**STATED EXERCISE**
Go through the data below. List every line that holds the word "title".

**MATERIAL SUPPLIED**

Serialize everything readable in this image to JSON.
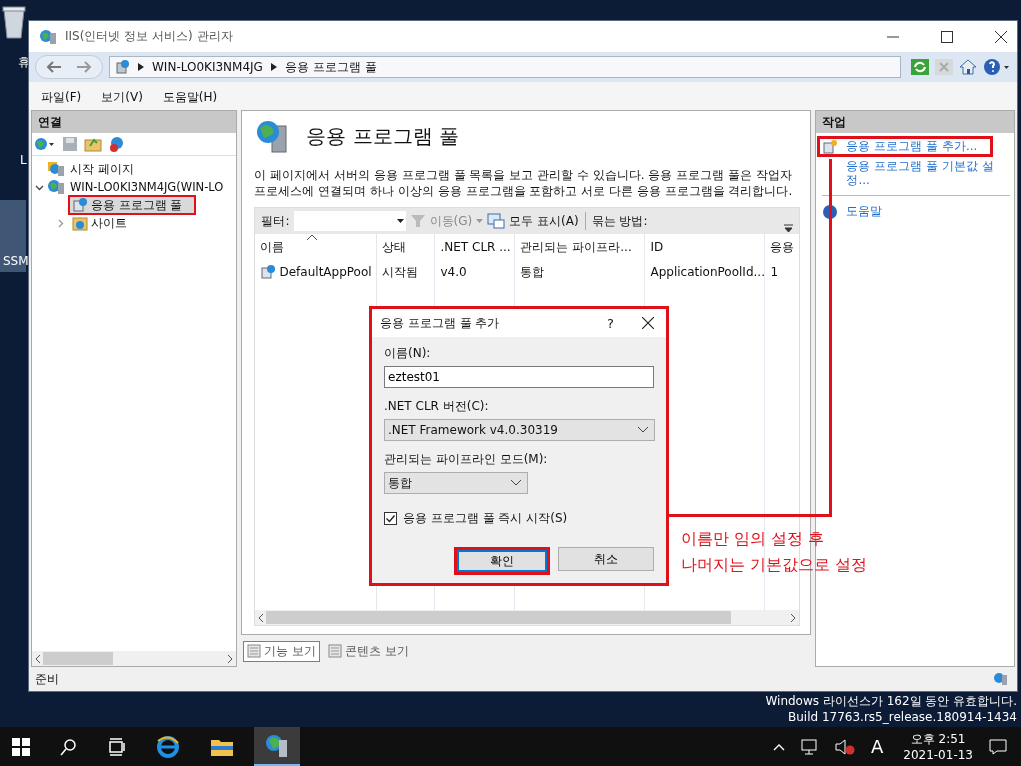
{
  "desktop": {
    "icons": [
      {
        "label": "휴"
      },
      {
        "label": "L"
      },
      {
        "label": "SSM"
      }
    ],
    "notice": [
      "Windows 라이선스가 162일 동안 유효합니다.",
      "Build 17763.rs5_release.180914-1434"
    ]
  },
  "window": {
    "title": "IIS(인터넷 정보 서비스) 관리자"
  },
  "address": {
    "crumbs": [
      "WIN-LO0KI3NM4JG",
      "응용 프로그램 풀"
    ]
  },
  "menu": [
    "파일(F)",
    "보기(V)",
    "도움말(H)"
  ],
  "connections": {
    "title": "연결",
    "tree": [
      {
        "label": "시작 페이지",
        "kind": "start",
        "selected": false
      },
      {
        "label": "WIN-LO0KI3NM4JG(WIN-LO",
        "kind": "server",
        "selected": false,
        "expanded": true,
        "children": [
          {
            "label": "응용 프로그램 풀",
            "kind": "pools",
            "selected": true
          },
          {
            "label": "사이트",
            "kind": "sites",
            "selected": false,
            "expanded": false
          }
        ]
      }
    ]
  },
  "content": {
    "heading": "응용 프로그램 풀",
    "description": "이 페이지에서 서버의 응용 프로그램 풀 목록을 보고 관리할 수 있습니다. 응용 프로그램 풀은 작업자 프로세스에 연결되며 하나 이상의 응용 프로그램을 포함하고 서로 다른 응용 프로그램을 격리합니다.",
    "filter": {
      "label": "필터:",
      "go": "이동(G)",
      "show_all": "모두 표시(A)",
      "group_by": "묶는 방법:"
    },
    "table": {
      "columns": [
        "이름",
        "상태",
        ".NET CLR ...",
        "관리되는 파이프라...",
        "ID",
        "응용"
      ],
      "rows": [
        [
          "DefaultAppPool",
          "시작됨",
          "v4.0",
          "통합",
          "ApplicationPoolId...",
          "1"
        ]
      ]
    },
    "views": [
      {
        "label": "기능 보기",
        "selected": true
      },
      {
        "label": "콘텐츠 보기",
        "selected": false
      }
    ]
  },
  "actions": {
    "title": "작업",
    "items": [
      {
        "label": "응용 프로그램 풀 추가...",
        "kind": "add"
      },
      {
        "label": "응용 프로그램 풀 기본값 설정...",
        "kind": "plain"
      },
      {
        "label": "도움말",
        "kind": "help"
      }
    ]
  },
  "status_bar": {
    "text": "준비"
  },
  "dialog": {
    "title": "응용 프로그램 풀 추가",
    "help": "?",
    "name_label": "이름(N):",
    "name_value": "eztest01",
    "clr_label": ".NET CLR 버전(C):",
    "clr_value": ".NET Framework v4.0.30319",
    "pipeline_label": "관리되는 파이프라인 모드(M):",
    "pipeline_value": "통합",
    "start_now": {
      "label": "응용 프로그램 풀 즉시 시작(S)",
      "checked": true
    },
    "buttons": [
      "확인",
      "취소"
    ]
  },
  "annotation": {
    "lines": [
      "이름만 임의 설정 후",
      "나머지는 기본값으로 설정"
    ]
  },
  "taskbar": {
    "ime": "A",
    "time": "오후 2:51",
    "date": "2021-01-13"
  }
}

**SOLUTION BELOW**
    "title": "IIS(인터넷 정보 서비스) 관리자"
    "title": "연결",
    "title": "작업",
    "title": "응용 프로그램 풀 추가",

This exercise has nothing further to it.